Below is a listing; write it out exactly and drop any images from it.

◇ ◇ ◇

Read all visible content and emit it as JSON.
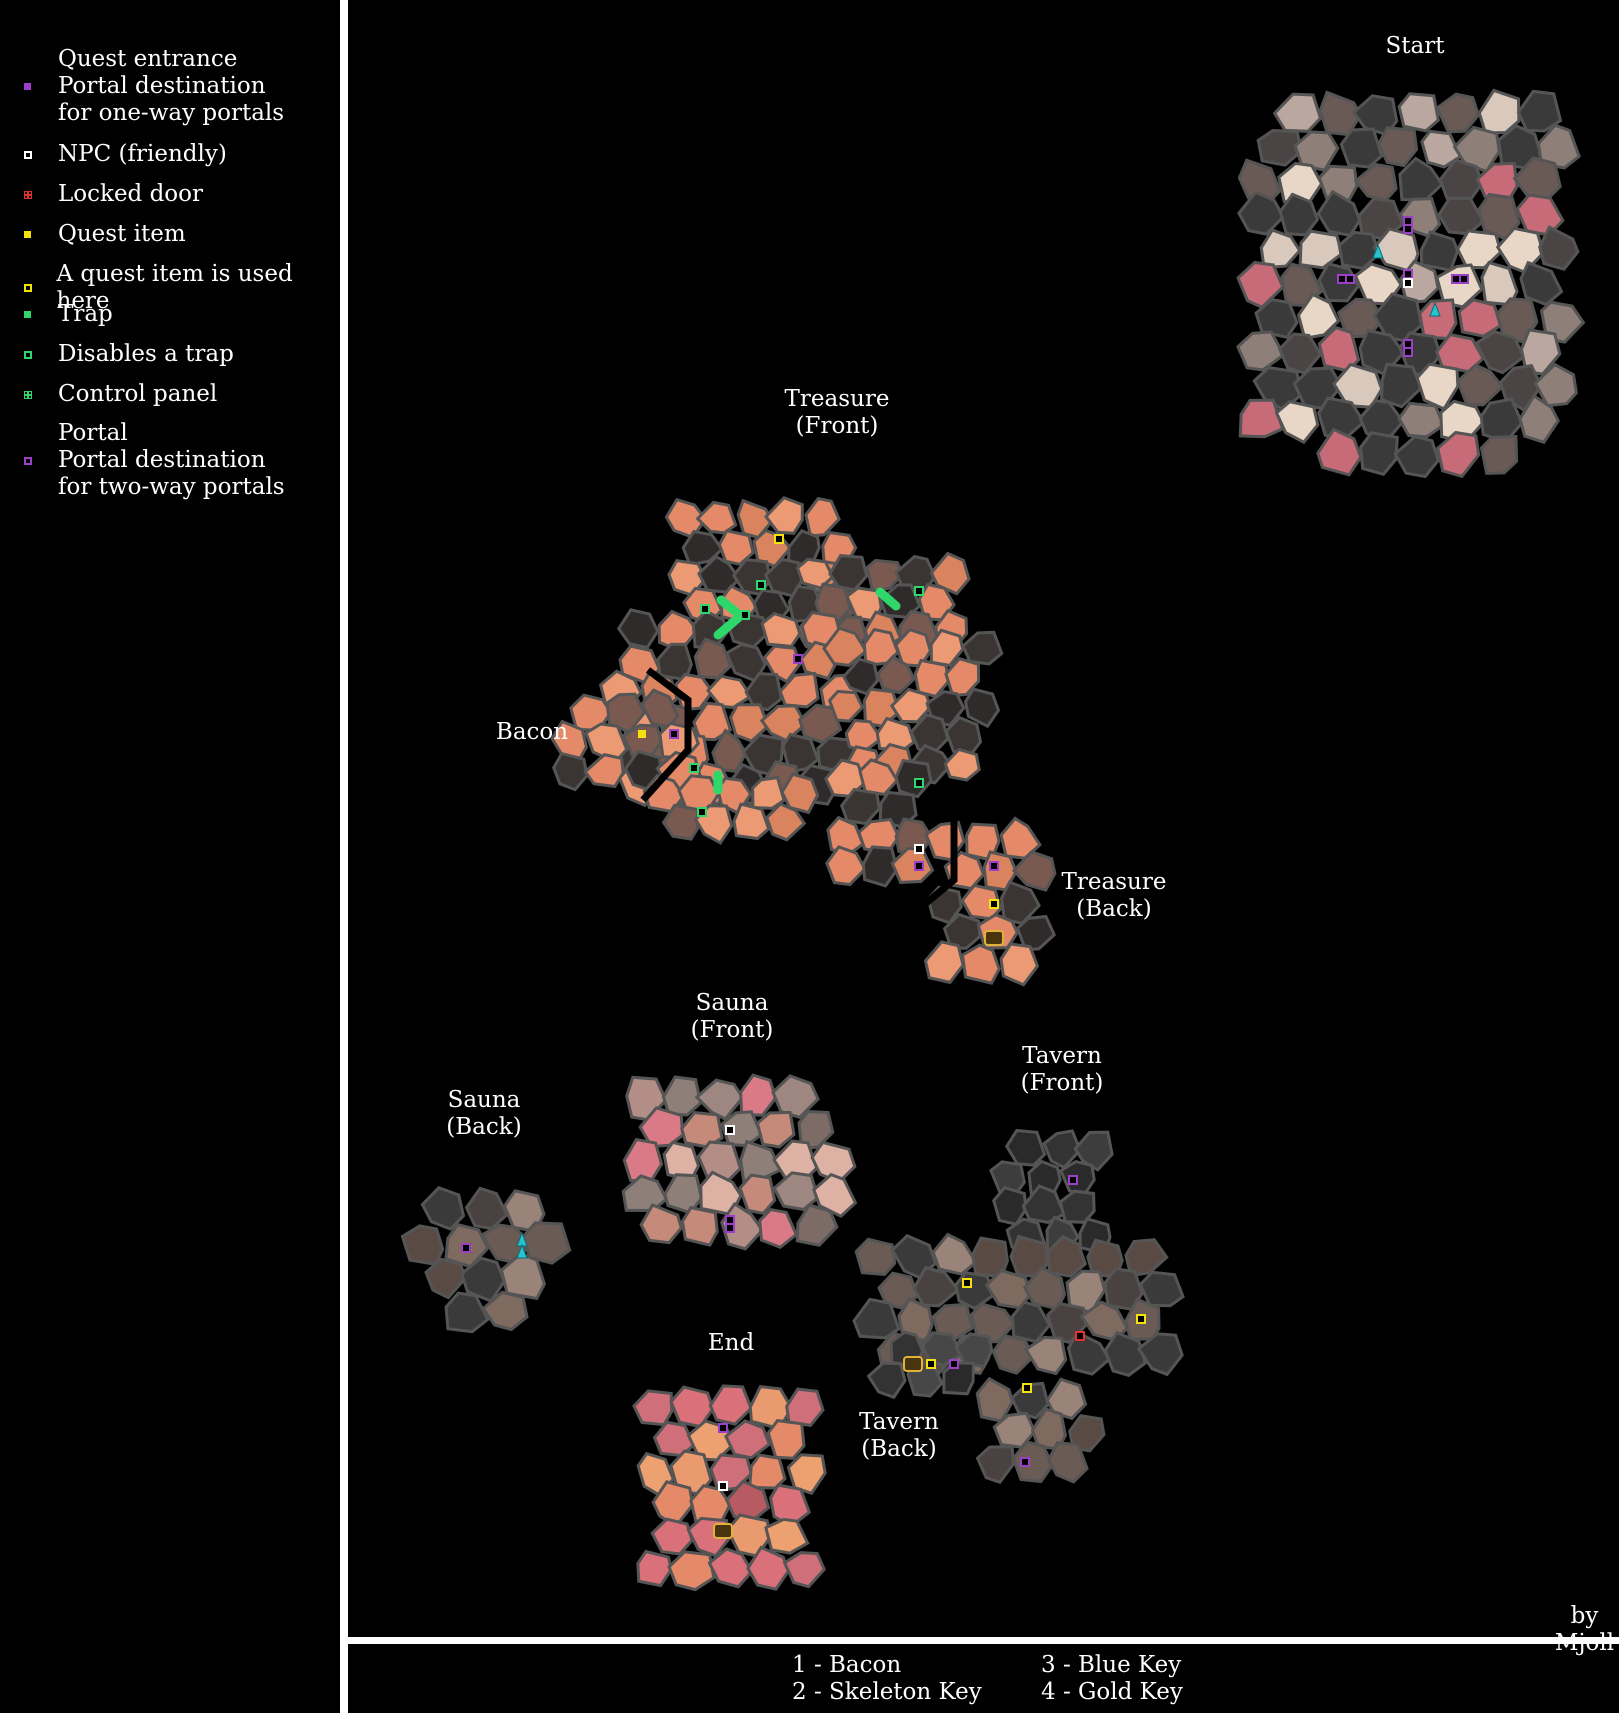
{
  "legend": [
    {
      "text": "Quest entrance\nPortal destination\nfor one-way portals",
      "symbol": "filled",
      "color": "#9b3fc8"
    },
    {
      "text": "NPC (friendly)",
      "symbol": "hollow",
      "color": "#ffffff"
    },
    {
      "text": "Locked door",
      "symbol": "cross",
      "color": "#e03030"
    },
    {
      "text": "Quest item",
      "symbol": "filled",
      "color": "#f2e10a"
    },
    {
      "text": "A quest item is used here",
      "symbol": "hollow",
      "color": "#f2e10a"
    },
    {
      "text": "Trap",
      "symbol": "filled",
      "color": "#2fd66a"
    },
    {
      "text": "Disables a trap",
      "symbol": "hollow",
      "color": "#2fd66a"
    },
    {
      "text": "Control panel",
      "symbol": "cross",
      "color": "#2fd66a"
    },
    {
      "text": "Portal\nPortal destination\nfor two-way portals",
      "symbol": "hollow",
      "color": "#9b3fc8"
    }
  ],
  "areas": [
    {
      "name": "Start",
      "tone": "grey-pink"
    },
    {
      "name": "Treasure\n(Front)",
      "tone": "salmon"
    },
    {
      "name": "Bacon",
      "tone": "salmon"
    },
    {
      "name": "Treasure\n(Back)",
      "tone": "salmon"
    },
    {
      "name": "Sauna\n(Front)",
      "tone": "pink-grey"
    },
    {
      "name": "Sauna\n(Back)",
      "tone": "brown-grey"
    },
    {
      "name": "Tavern\n(Front)",
      "tone": "brown-grey"
    },
    {
      "name": "Tavern\n(Back)",
      "tone": "dark"
    },
    {
      "name": "End",
      "tone": "salmon-pink"
    }
  ],
  "credit": "by Mjoll",
  "keys": [
    {
      "text": "1 - Bacon"
    },
    {
      "text": "2 - Skeleton Key"
    },
    {
      "text": "3 - Blue Key"
    },
    {
      "text": "4 - Gold Key"
    }
  ],
  "colors": {
    "cell_dark": "#2e2e2e",
    "cell_border": "#555555",
    "salmon": "#e58a68",
    "pink": "#d97a86",
    "grey": "#8e7f78",
    "portal": "#9b3fc8",
    "quest": "#f2e10a",
    "trap": "#2fd66a",
    "npc": "#ffffff",
    "locked": "#e03030",
    "teleporter": "#27c3cf"
  }
}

◇ ◇ ◇

TASK RESULT
Read all visible content and emit it as JSON.
{
  "legend": [
    {
      "text": "Quest entrance\nPortal destination\nfor one-way portals",
      "symbol": "filled",
      "color": "#9b3fc8"
    },
    {
      "text": "NPC (friendly)",
      "symbol": "hollow",
      "color": "#ffffff"
    },
    {
      "text": "Locked door",
      "symbol": "cross",
      "color": "#e03030"
    },
    {
      "text": "Quest item",
      "symbol": "filled",
      "color": "#f2e10a"
    },
    {
      "text": "A quest item is used here",
      "symbol": "hollow",
      "color": "#f2e10a"
    },
    {
      "text": "Trap",
      "symbol": "filled",
      "color": "#2fd66a"
    },
    {
      "text": "Disables a trap",
      "symbol": "hollow",
      "color": "#2fd66a"
    },
    {
      "text": "Control panel",
      "symbol": "cross",
      "color": "#2fd66a"
    },
    {
      "text": "Portal\nPortal destination\nfor two-way portals",
      "symbol": "hollow",
      "color": "#9b3fc8"
    }
  ],
  "areas": [
    {
      "name": "Start",
      "tone": "grey-pink"
    },
    {
      "name": "Treasure\n(Front)",
      "tone": "salmon"
    },
    {
      "name": "Bacon",
      "tone": "salmon"
    },
    {
      "name": "Treasure\n(Back)",
      "tone": "salmon"
    },
    {
      "name": "Sauna\n(Front)",
      "tone": "pink-grey"
    },
    {
      "name": "Sauna\n(Back)",
      "tone": "brown-grey"
    },
    {
      "name": "Tavern\n(Front)",
      "tone": "brown-grey"
    },
    {
      "name": "Tavern\n(Back)",
      "tone": "dark"
    },
    {
      "name": "End",
      "tone": "salmon-pink"
    }
  ],
  "credit": "by Mjoll",
  "keys": [
    {
      "text": "1 - Bacon"
    },
    {
      "text": "2 - Skeleton Key"
    },
    {
      "text": "3 - Blue Key"
    },
    {
      "text": "4 - Gold Key"
    }
  ],
  "colors": {
    "cell_dark": "#2e2e2e",
    "cell_border": "#555555",
    "salmon": "#e58a68",
    "pink": "#d97a86",
    "grey": "#8e7f78",
    "portal": "#9b3fc8",
    "quest": "#f2e10a",
    "trap": "#2fd66a",
    "npc": "#ffffff",
    "locked": "#e03030",
    "teleporter": "#27c3cf"
  }
}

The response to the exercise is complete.